AIM OF THE EXERCISE: Where does the string "tarde" appear? Copy every line of the entries below that holds it.

(Data items)
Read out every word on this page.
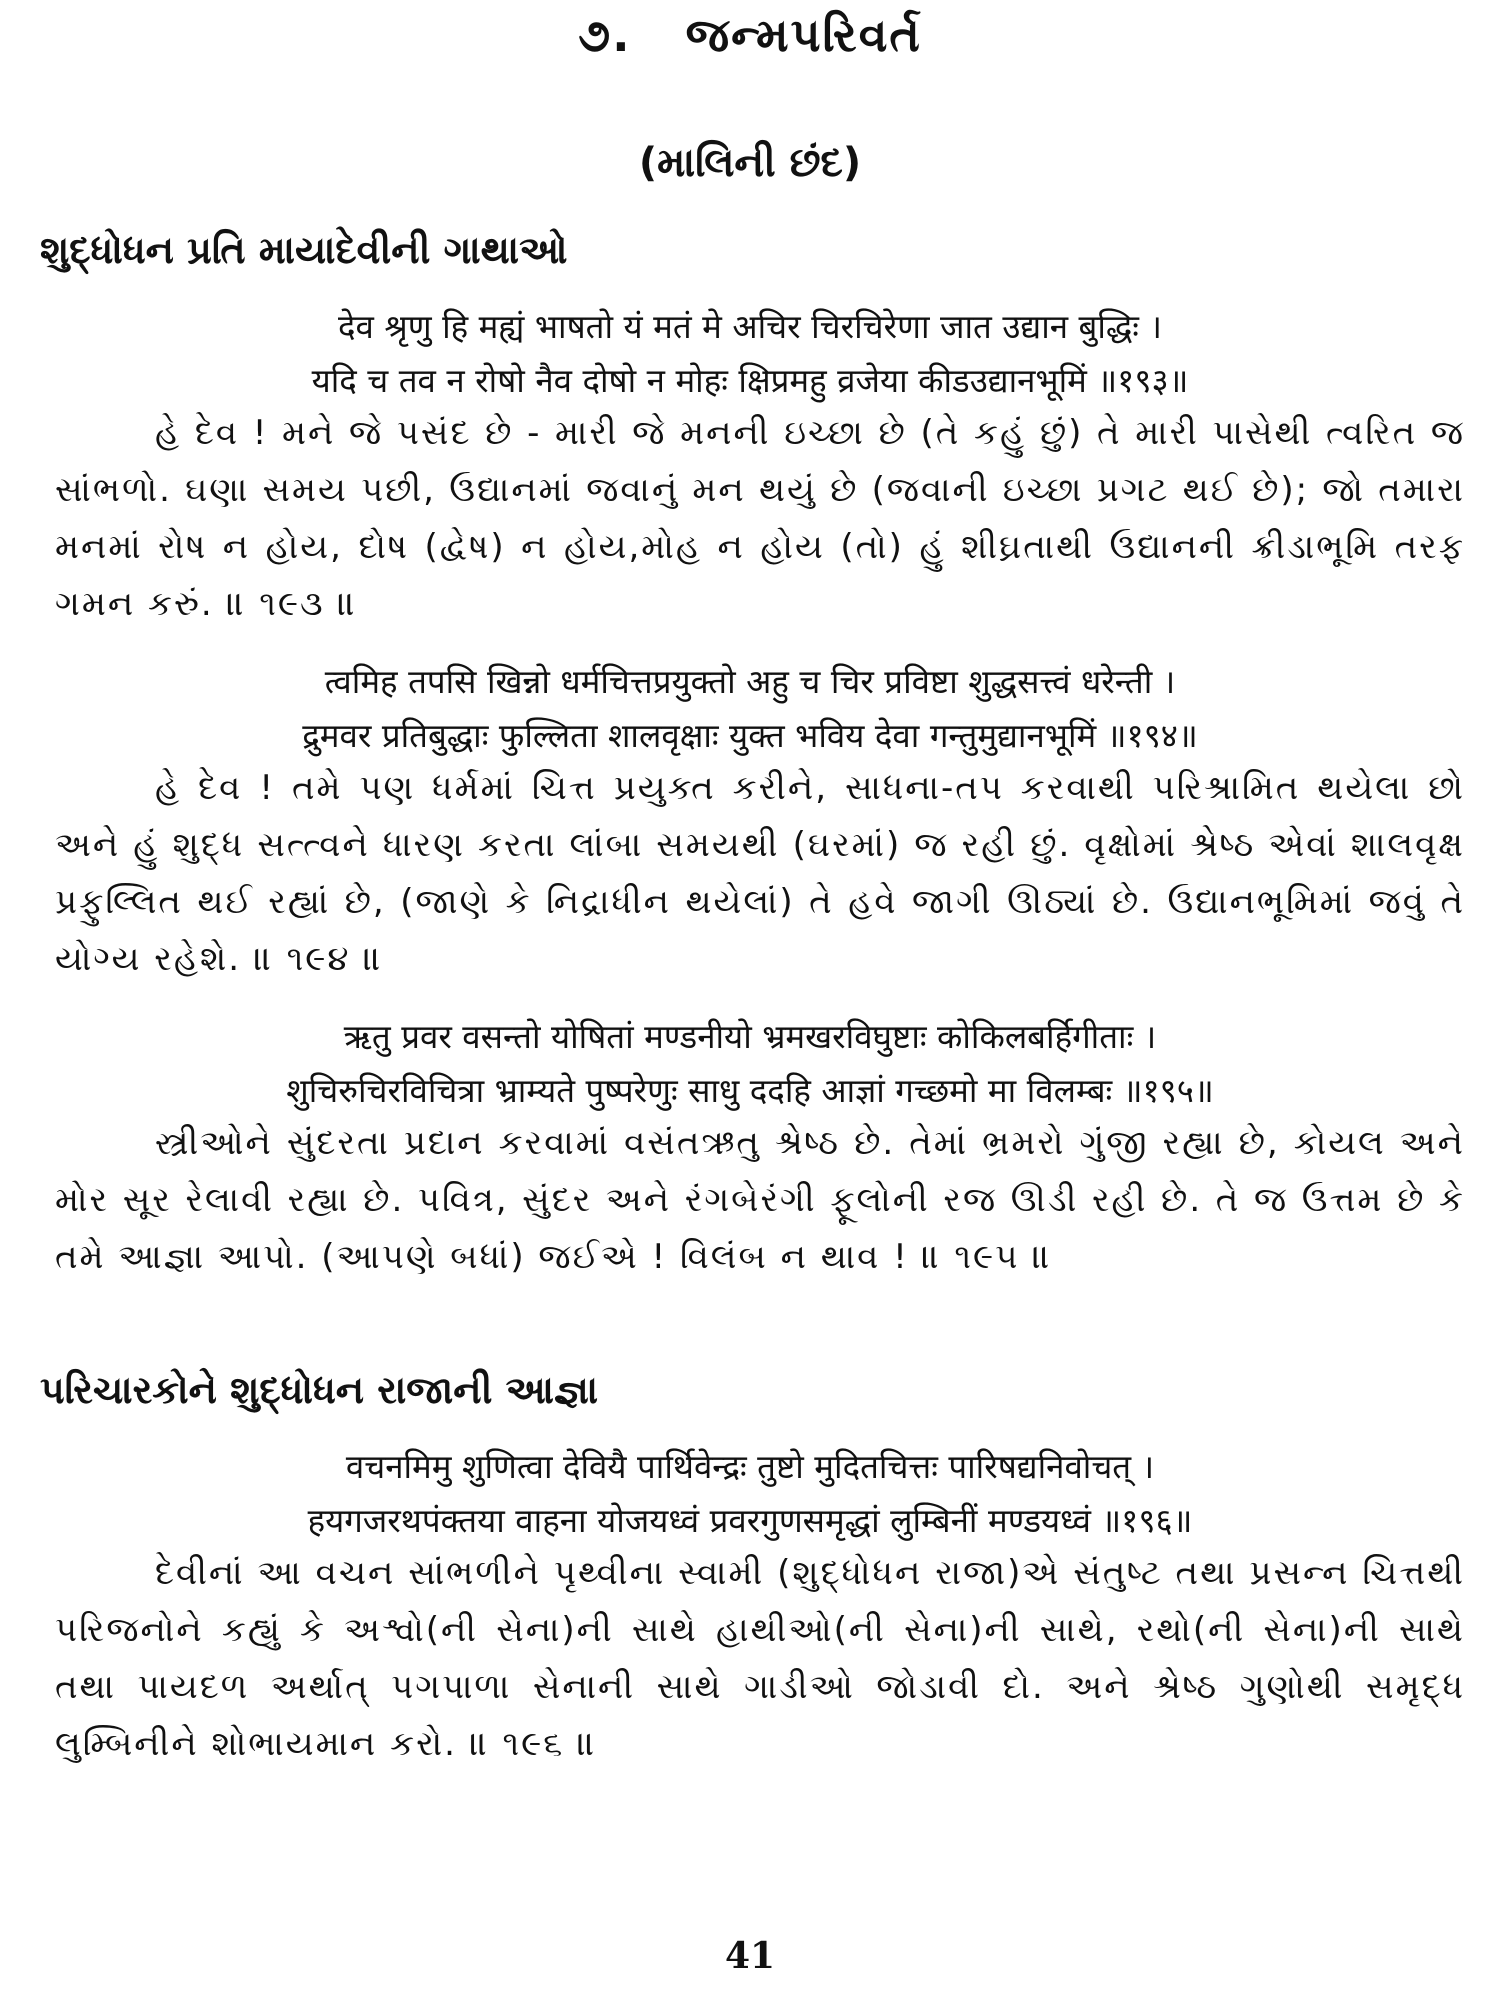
૭. જન્મપરિવર્ત
(માલિની છંદ)
શુદ્ધોધન પ્રતિ માયાદેવીની ગાથાઓ
देव श्रृणु हि मह्यं भाषतो यं मतं मे अचिर चिरचिरेणा जात उद्यान बुद्धिः ।
यदि च तव न रोषो नैव दोषो न मोहः क्षिप्रमहु व्रजेया कीडउद्यानभूमिं ॥१९३॥
હે દેવ ! મને જે પસંદ છે - મારી જે મનની ઇચ્છા છે (તે કહું છું) તે મારી પાસેથી ત્વરિત જ સાંભળો. ઘણા સમય પછી, ઉદ્યાનમાં જવાનું મન થયું છે (જવાની ઇચ્છા પ્રગટ થઈ છે); જો તમારા મનમાં રોષ ન હોય, દોષ (દ્વેષ) ન હોય,મોહ ન હોય (તો) હું શીઘ્રતાથી ઉદ્યાનની ક્રીડાભૂમિ તરફ ગમન કરું. ॥ ૧૯૩ ॥
त्वमिह तपसि खिन्नो धर्मचित्तप्रयुक्तो अहु च चिर प्रविष्टा शुद्धसत्त्वं धरेन्ती ।
द्रुमवर प्रतिबुद्धाः फुल्लिता शालवृक्षाः युक्त भविय देवा गन्तुमुद्यानभूमिं ॥१९४॥
હે દેવ ! તમે પણ ધર્મમાં ચિત્ત પ્રયુક્ત કરીને, સાધના-તપ કરવાથી પરિશ્રામિત થયેલા છો અને હું શુદ્ધ સત્ત્વને ધારણ કરતા લાંબા સમયથી (ઘરમાં) જ રહી છું. વૃક્ષોમાં શ્રેષ્ઠ એવાં શાલવૃક્ષ પ્રફુલ્લિત થઈ રહ્યાં છે, (જાણે કે નિદ્રાધીન થયેલાં) તે હવે જાગી ઊઠ્યાં છે. ઉદ્યાનભૂમિમાં જવું તે યોગ્ય રહેશે. ॥ ૧૯૪ ॥
ऋतु प्रवर वसन्तो योषितां मण्डनीयो भ्रमखरविघुष्टाः कोकिलबर्हिगीताः ।
शुचिरुचिरविचित्रा भ्राम्यते पुष्परेणुः साधु ददहि आज्ञां गच्छमो मा विलम्बः ॥१९५॥
સ્ત્રીઓને સુંદરતા પ્રદાન કરવામાં વસંતઋતુ શ્રેષ્ઠ છે. તેમાં ભ્રમરો ગુંજી રહ્યા છે, કોયલ અને મોર સૂર રેલાવી રહ્યા છે. પવિત્ર, સુંદર અને રંગબેરંગી ફૂલોની રજ ઊડી રહી છે. તે જ ઉત્તમ છે કે તમે આજ્ઞા આપો. (આપણે બધાં) જઈએ ! વિલંબ ન થાવ ! ॥ ૧૯૫ ॥
પરિચારકોને શુદ્ધોધન રાજાની આજ્ઞા
वचनमिमु शुणित्वा देवियै पार्थिवेन्द्रः तुष्टो मुदितचित्तः पारिषद्यनिवोचत् ।
हयगजरथपंक्तया वाहना योजयध्वं प्रवरगुणसमृद्धां लुम्बिनीं मण्डयध्वं ॥१९६॥
દેવીનાં આ વચન સાંભળીને પૃથ્વીના સ્વામી (શુદ્ધોધન રાજા)એ સંતુષ્ટ તથા પ્રસન્ન ચિત્તથી પરિજનોને કહ્યું કે અશ્વો(ની સેના)ની સાથે હાથીઓ(ની સેના)ની સાથે, રથો(ની સેના)ની સાથે તથા પાયદળ અર્થાત્ પગપાળા સેનાની સાથે ગાડીઓ જોડાવી દો. અને શ્રેષ્ઠ ગુણોથી સમૃદ્ધ લુમ્બિનીને શોભાયમાન કરો. ॥ ૧૯૬ ॥
41
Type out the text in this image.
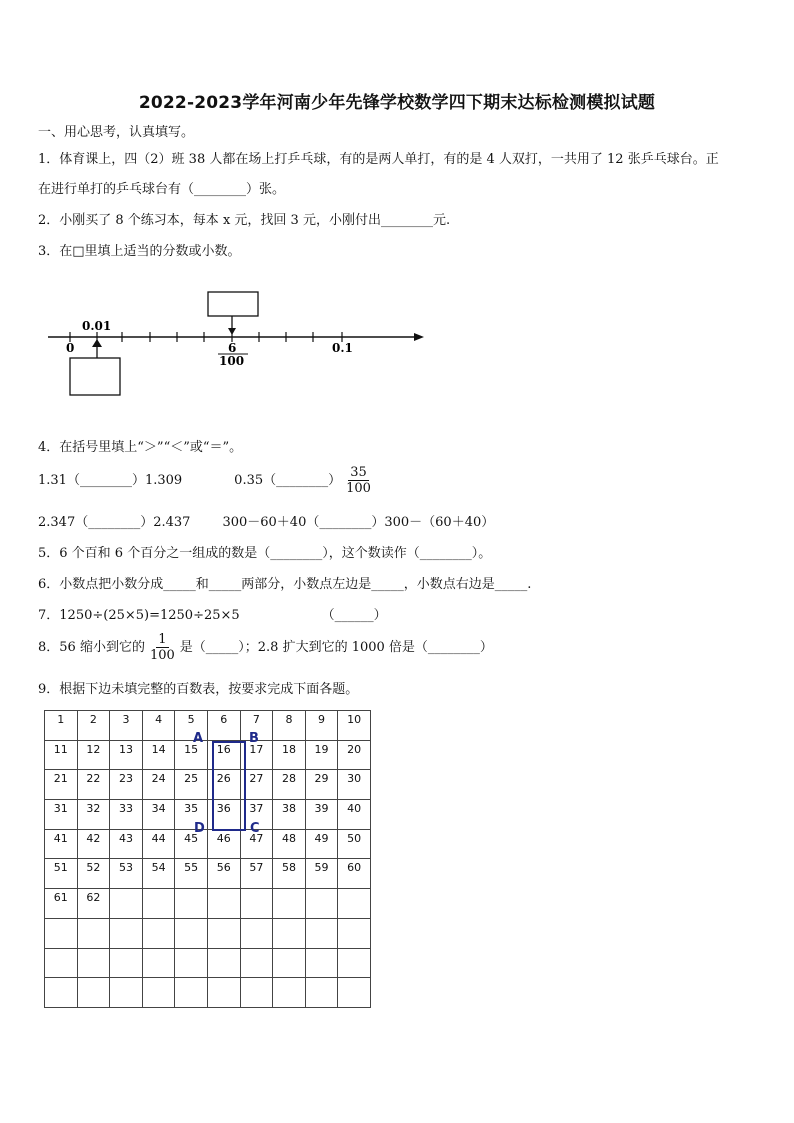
2022-2023学年河南少年先锋学校数学四下期末达标检测模拟试题
一、用心思考，认真填写。
1．体育课上，四（2）班 38 人都在场上打乒乓球，有的是两人单打，有的是 4 人双打，一共用了 12 张乒乓球台。正
在进行单打的乒乓球台有（________）张。
2．小刚买了 8 个练习本，每本 x 元，找回 3 元，小刚付出________元.
3．在□里填上适当的分数或小数。
0.01
0	6
100
0.1
4．在括号里填上“＞”“＜”或“＝”。
1.31（________）1.309	0.35（________） $\frac{35}{100}$
2.347（________）2.437 300－60＋40（________）300－（60＋40）
5．6 个百和 6 个百分之一组成的数是（________），这个数读作（________）。
6．小数点把小数分成_____和_____两部分，小数点左边是_____，小数点右边是_____.
7．1250÷(25×5)=1250÷25×5	（______）
8．56 缩小到它的 $\frac{1}{100}$ 是（_____）；2.8 扩大到它的 1000 倍是（________）
9．根据下边未填完整的百数表，按要求完成下面各题。
1	2	3	4	5	6	7	8	9	10
11	12	13	14	15	16	17	18	19	20
21	22	23	24	25	26	27	28	29	30
31	32	33	34	35	36	37	38	39	40
41	42	43	44	45	46	47	48	49	50
51	52	53	54	55	56	57	58	59	60
61	62								

A	B
C
D
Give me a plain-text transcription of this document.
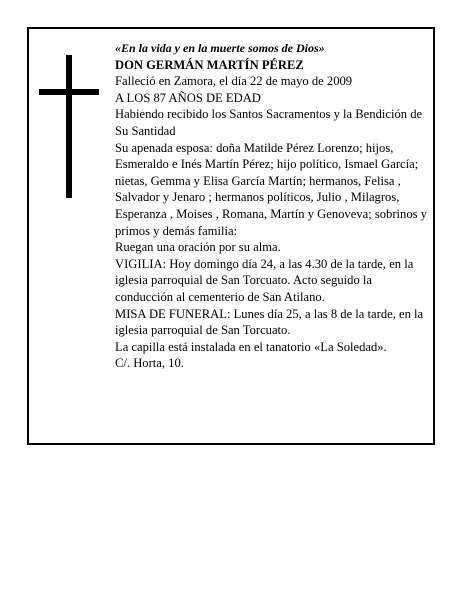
«En la vida y en la muerte somos de Dios»

DON GERMÁN MARTÍN PÉREZ

Falleció en Zamora, el día 22 de mayo de 2009

A LOS 87 AÑOS DE EDAD

Habiendo recibido los Santos Sacramentos y la Bendición de Su Santidad

Su apenada esposa: doña Matilde Pérez Lorenzo; hijos, Esmeraldo e Inés Martín Pérez; hijo político, Ismael García; nietas, Gemma y Elisa García Martín; hermanos, Felisa , Salvador y Jenaro ; hermanos políticos, Julio , Milagros, Esperanza , Moises , Romana, Martín y Genoveva; sobrinos y primos y demás familia:

Ruegan una oración por su alma.

VIGILIA: Hoy domingo día 24, a las 4.30 de la tarde, en la iglesia parroquial de San Torcuato. Acto seguido la conducción al cementerio de San Atilano.

MISA DE FUNERAL: Lunes día 25, a las 8 de la tarde, en la iglesia parroquial de San Torcuato.

La capilla está instalada en el tanatorio «La Soledad».

C/. Horta, 10.
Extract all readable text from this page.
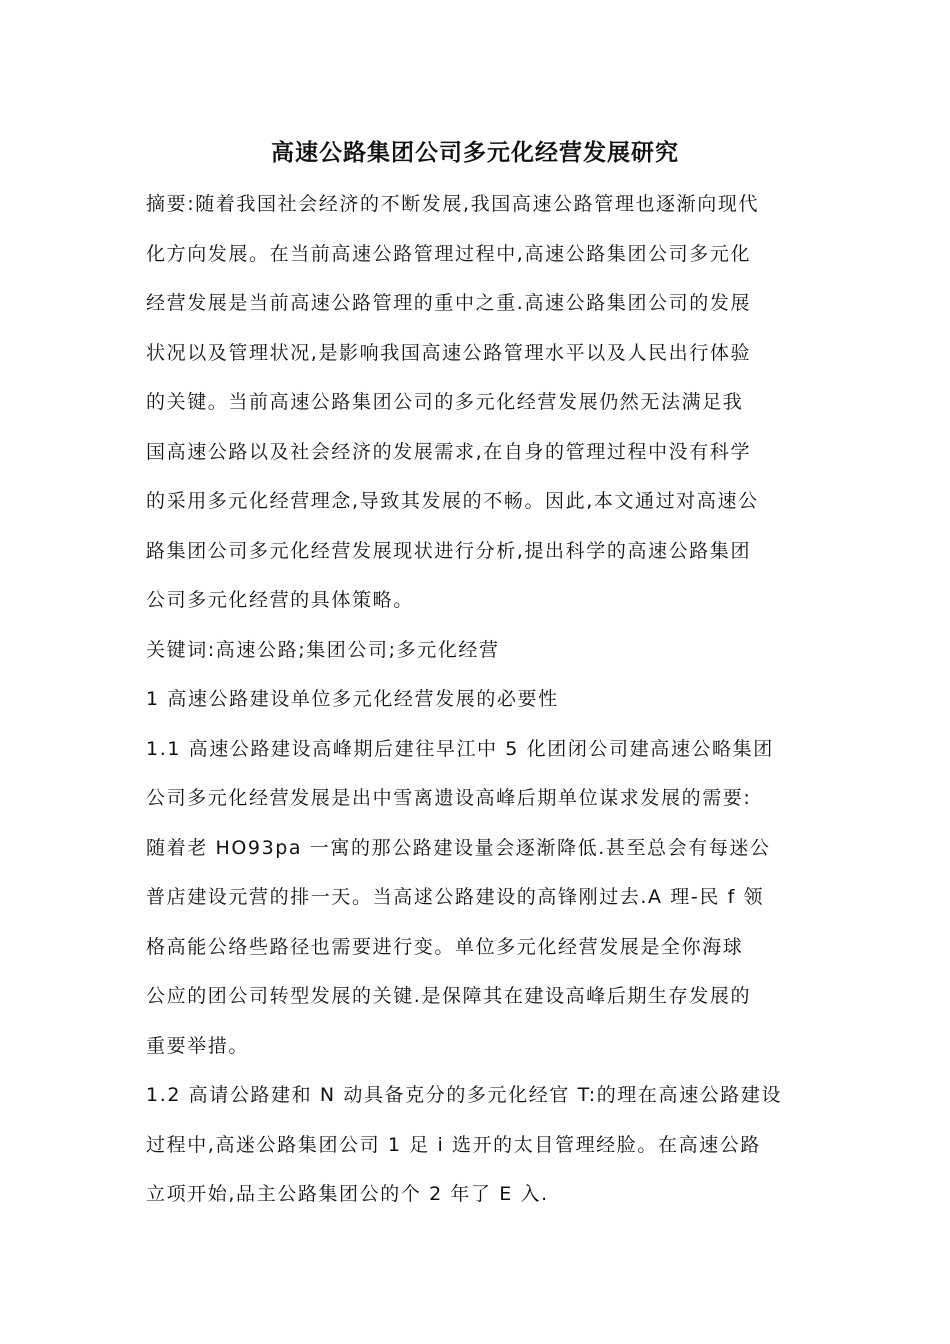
高速公路集团公司多元化经营发展研究

摘要:随着我国社会经济的不断发展,我国高速公路管理也逐渐向现代
化方向发展。在当前高速公路管理过程中,高速公路集团公司多元化
经营发展是当前高速公路管理的重中之重.高速公路集团公司的发展
状况以及管理状况,是影响我国高速公路管理水平以及人民出行体验
的关键。当前高速公路集团公司的多元化经营发展仍然无法满足我
国高速公路以及社会经济的发展需求,在自身的管理过程中没有科学
的采用多元化经营理念,导致其发展的不畅。因此,本文通过对高速公
路集团公司多元化经营发展现状进行分析,提出科学的高速公路集团
公司多元化经营的具体策略。

关键词:高速公路;集团公司;多元化经营

1 高速公路建设单位多元化经营发展的必要性

1.1 高速公路建设高峰期后建往早江中 5 化团闭公司建高速公略集团
公司多元化经营发展是出中雪离遗设高峰后期单位谋求发展的需要:
随着老 HO93pa 一寓的那公路建设量会逐渐降低.甚至总会有每迷公
普店建设元营的排一天。当高逑公路建设的高锋刚过去.A 理-民 f 领
格高能公络些路径也需要进行变。单位多元化经营发展是全你海球
公应的团公司转型发展的关键.是保障其在建设高峰后期生存发展的
重要举措。

1.2 高请公路建和 N 动具备克分的多元化经官 T:的理在高速公路建设
过程中,高迷公路集团公司 1 足 i 选开的太目管理经脸。在高速公路
立项开始,品主公路集团公的个 2 年了 E 入.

TASK RESPONSE:
VIGILIA: Hoy domingo día 24, a las 4.30 de la tarde, en la iglesia parroquial de San Torcuato. Acto seguido la conducción al cementerio de San Atilano.
MISA DE FUNERAL: Lunes día 25, a las 8 de la tarde, en la iglesia parroquial de San Torcuato.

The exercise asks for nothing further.